_EXERCISE_
Repeat exactly each line of the data provided below.
Begin PROVIDED RECORDS
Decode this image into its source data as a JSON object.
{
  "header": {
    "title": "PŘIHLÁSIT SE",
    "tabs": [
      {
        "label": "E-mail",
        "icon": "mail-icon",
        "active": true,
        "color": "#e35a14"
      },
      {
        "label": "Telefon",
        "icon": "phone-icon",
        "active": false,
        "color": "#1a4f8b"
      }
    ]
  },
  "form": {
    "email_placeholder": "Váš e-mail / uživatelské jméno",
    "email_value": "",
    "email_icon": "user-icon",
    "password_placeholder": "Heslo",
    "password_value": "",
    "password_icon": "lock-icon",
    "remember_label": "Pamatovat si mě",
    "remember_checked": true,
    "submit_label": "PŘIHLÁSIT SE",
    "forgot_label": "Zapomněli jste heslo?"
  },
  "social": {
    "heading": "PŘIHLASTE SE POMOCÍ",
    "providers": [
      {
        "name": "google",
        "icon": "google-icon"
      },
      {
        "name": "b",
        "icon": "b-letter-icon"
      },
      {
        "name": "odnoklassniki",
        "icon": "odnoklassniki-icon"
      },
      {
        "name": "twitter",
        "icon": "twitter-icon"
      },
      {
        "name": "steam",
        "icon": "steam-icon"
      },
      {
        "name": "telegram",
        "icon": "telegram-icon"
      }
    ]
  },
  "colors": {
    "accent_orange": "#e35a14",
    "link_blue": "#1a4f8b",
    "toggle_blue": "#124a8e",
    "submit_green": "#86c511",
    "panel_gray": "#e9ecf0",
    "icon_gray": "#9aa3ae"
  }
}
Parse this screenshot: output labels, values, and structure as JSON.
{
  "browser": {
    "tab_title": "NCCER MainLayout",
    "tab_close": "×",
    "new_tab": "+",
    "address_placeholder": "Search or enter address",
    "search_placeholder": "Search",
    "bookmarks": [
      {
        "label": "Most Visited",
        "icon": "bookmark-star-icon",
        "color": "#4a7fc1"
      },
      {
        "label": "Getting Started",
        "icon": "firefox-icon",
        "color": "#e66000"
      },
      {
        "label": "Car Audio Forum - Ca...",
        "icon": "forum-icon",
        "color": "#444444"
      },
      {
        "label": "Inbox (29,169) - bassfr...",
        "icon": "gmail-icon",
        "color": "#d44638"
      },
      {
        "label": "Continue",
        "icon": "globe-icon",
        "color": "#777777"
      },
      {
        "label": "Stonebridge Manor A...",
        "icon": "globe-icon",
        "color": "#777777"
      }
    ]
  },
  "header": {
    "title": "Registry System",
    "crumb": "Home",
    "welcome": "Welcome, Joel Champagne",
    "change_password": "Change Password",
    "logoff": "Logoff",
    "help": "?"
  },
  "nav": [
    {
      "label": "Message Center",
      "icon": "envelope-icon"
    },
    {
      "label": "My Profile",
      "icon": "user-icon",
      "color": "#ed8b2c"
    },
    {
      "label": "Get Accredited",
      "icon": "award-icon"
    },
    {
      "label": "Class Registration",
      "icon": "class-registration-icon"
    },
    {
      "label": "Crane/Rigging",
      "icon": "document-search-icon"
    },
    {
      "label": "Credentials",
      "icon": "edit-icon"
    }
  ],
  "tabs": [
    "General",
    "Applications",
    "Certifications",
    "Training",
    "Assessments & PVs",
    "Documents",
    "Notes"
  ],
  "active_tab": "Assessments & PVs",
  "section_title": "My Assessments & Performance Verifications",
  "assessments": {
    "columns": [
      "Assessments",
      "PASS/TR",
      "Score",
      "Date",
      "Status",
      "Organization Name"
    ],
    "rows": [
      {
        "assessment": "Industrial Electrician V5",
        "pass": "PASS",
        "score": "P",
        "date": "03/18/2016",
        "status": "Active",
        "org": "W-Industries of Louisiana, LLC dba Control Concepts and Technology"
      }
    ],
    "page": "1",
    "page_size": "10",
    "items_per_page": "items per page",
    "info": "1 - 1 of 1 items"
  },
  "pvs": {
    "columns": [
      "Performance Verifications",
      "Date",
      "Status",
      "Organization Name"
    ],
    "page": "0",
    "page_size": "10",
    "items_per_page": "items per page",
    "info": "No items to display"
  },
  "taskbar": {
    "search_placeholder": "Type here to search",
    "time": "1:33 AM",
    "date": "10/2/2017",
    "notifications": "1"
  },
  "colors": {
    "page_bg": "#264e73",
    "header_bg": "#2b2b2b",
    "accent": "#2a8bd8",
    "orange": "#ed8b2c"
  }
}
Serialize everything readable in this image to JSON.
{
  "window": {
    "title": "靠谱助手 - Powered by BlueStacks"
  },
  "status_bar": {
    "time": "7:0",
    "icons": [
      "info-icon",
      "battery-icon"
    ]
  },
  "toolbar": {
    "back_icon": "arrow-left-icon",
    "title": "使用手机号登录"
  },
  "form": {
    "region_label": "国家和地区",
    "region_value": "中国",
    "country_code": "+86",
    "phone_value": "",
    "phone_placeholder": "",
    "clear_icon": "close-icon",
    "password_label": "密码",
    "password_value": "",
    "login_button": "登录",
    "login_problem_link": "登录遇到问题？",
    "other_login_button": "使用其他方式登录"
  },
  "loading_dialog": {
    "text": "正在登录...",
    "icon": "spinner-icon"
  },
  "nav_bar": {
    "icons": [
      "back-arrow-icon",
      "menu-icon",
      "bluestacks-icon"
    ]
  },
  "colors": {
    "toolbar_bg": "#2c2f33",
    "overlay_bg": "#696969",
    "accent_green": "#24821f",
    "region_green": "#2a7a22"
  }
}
End PROVIDED RECORDS
_WRITTEN RESPONSE_
Decode this image into its source data as a JSON object.
{
  "header": {
    "title": "PŘIHLÁSIT SE",
    "tabs": [
      {
        "label": "E-mail",
        "icon": "mail-icon",
        "active": true,
        "color": "#e35a14"
      },
      {
        "label": "Telefon",
        "icon": "phone-icon",
        "active": false,
        "color": "#1a4f8b"
      }
    ]
  },
  "form": {
    "email_placeholder": "Váš e-mail / uživatelské jméno",
    "email_value": "",
    "email_icon": "user-icon",
    "password_placeholder": "Heslo",
    "password_value": "",
    "password_icon": "lock-icon",
    "remember_label": "Pamatovat si mě",
    "remember_checked": true,
    "submit_label": "PŘIHLÁSIT SE",
    "forgot_label": "Zapomněli jste heslo?"
  },
  "social": {
    "heading": "PŘIHLASTE SE POMOCÍ",
    "providers": [
      {
        "name": "google",
        "icon": "google-icon"
      },
      {
        "name": "b",
        "icon": "b-letter-icon"
      },
      {
        "name": "odnoklassniki",
        "icon": "odnoklassniki-icon"
      },
      {
        "name": "twitter",
        "icon": "twitter-icon"
      },
      {
        "name": "steam",
        "icon": "steam-icon"
      },
      {
        "name": "telegram",
        "icon": "telegram-icon"
      }
    ]
  },
  "colors": {
    "accent_orange": "#e35a14",
    "link_blue": "#1a4f8b",
    "toggle_blue": "#124a8e",
    "submit_green": "#86c511",
    "panel_gray": "#e9ecf0",
    "icon_gray": "#9aa3ae"
  }
}
Parse this screenshot: output labels, values, and structure as JSON.
{
  "browser": {
    "tab_title": "NCCER MainLayout",
    "tab_close": "×",
    "new_tab": "+",
    "address_placeholder": "Search or enter address",
    "search_placeholder": "Search",
    "bookmarks": [
      {
        "label": "Most Visited",
        "icon": "bookmark-star-icon",
        "color": "#4a7fc1"
      },
      {
        "label": "Getting Started",
        "icon": "firefox-icon",
        "color": "#e66000"
      },
      {
        "label": "Car Audio Forum - Ca...",
        "icon": "forum-icon",
        "color": "#444444"
      },
      {
        "label": "Inbox (29,169) - bassfr...",
        "icon": "gmail-icon",
        "color": "#d44638"
      },
      {
        "label": "Continue",
        "icon": "globe-icon",
        "color": "#777777"
      },
      {
        "label": "Stonebridge Manor A...",
        "icon": "globe-icon",
        "color": "#777777"
      }
    ]
  },
  "header": {
    "title": "Registry System",
    "crumb": "Home",
    "welcome": "Welcome, Joel Champagne",
    "change_password": "Change Password",
    "logoff": "Logoff",
    "help": "?"
  },
  "nav": [
    {
      "label": "Message Center",
      "icon": "envelope-icon"
    },
    {
      "label": "My Profile",
      "icon": "user-icon",
      "color": "#ed8b2c"
    },
    {
      "label": "Get Accredited",
      "icon": "award-icon"
    },
    {
      "label": "Class Registration",
      "icon": "class-registration-icon"
    },
    {
      "label": "Crane/Rigging",
      "icon": "document-search-icon"
    },
    {
      "label": "Credentials",
      "icon": "edit-icon"
    }
  ],
  "tabs": [
    "General",
    "Applications",
    "Certifications",
    "Training",
    "Assessments & PVs",
    "Documents",
    "Notes"
  ],
  "active_tab": "Assessments & PVs",
  "section_title": "My Assessments & Performance Verifications",
  "assessments": {
    "columns": [
      "Assessments",
      "PASS/TR",
      "Score",
      "Date",
      "Status",
      "Organization Name"
    ],
    "rows": [
      {
        "assessment": "Industrial Electrician V5",
        "pass": "PASS",
        "score": "P",
        "date": "03/18/2016",
        "status": "Active",
        "org": "W-Industries of Louisiana, LLC dba Control Concepts and Technology"
      }
    ],
    "page": "1",
    "page_size": "10",
    "items_per_page": "items per page",
    "info": "1 - 1 of 1 items"
  },
  "pvs": {
    "columns": [
      "Performance Verifications",
      "Date",
      "Status",
      "Organization Name"
    ],
    "page": "0",
    "page_size": "10",
    "items_per_page": "items per page",
    "info": "No items to display"
  },
  "taskbar": {
    "search_placeholder": "Type here to search",
    "time": "1:33 AM",
    "date": "10/2/2017",
    "notifications": "1"
  },
  "colors": {
    "page_bg": "#264e73",
    "header_bg": "#2b2b2b",
    "accent": "#2a8bd8",
    "orange": "#ed8b2c"
  }
}
Serialize everything readable in this image to JSON.
{
  "window": {
    "title": "靠谱助手 - Powered by BlueStacks"
  },
  "status_bar": {
    "time": "7:0",
    "icons": [
      "info-icon",
      "battery-icon"
    ]
  },
  "toolbar": {
    "back_icon": "arrow-left-icon",
    "title": "使用手机号登录"
  },
  "form": {
    "region_label": "国家和地区",
    "region_value": "中国",
    "country_code": "+86",
    "phone_value": "",
    "phone_placeholder": "",
    "clear_icon": "close-icon",
    "password_label": "密码",
    "password_value": "",
    "login_button": "登录",
    "login_problem_link": "登录遇到问题？",
    "other_login_button": "使用其他方式登录"
  },
  "loading_dialog": {
    "text": "正在登录...",
    "icon": "spinner-icon"
  },
  "nav_bar": {
    "icons": [
      "back-arrow-icon",
      "menu-icon",
      "bluestacks-icon"
    ]
  },
  "colors": {
    "toolbar_bg": "#2c2f33",
    "overlay_bg": "#696969",
    "accent_green": "#24821f",
    "region_green": "#2a7a22"
  }
}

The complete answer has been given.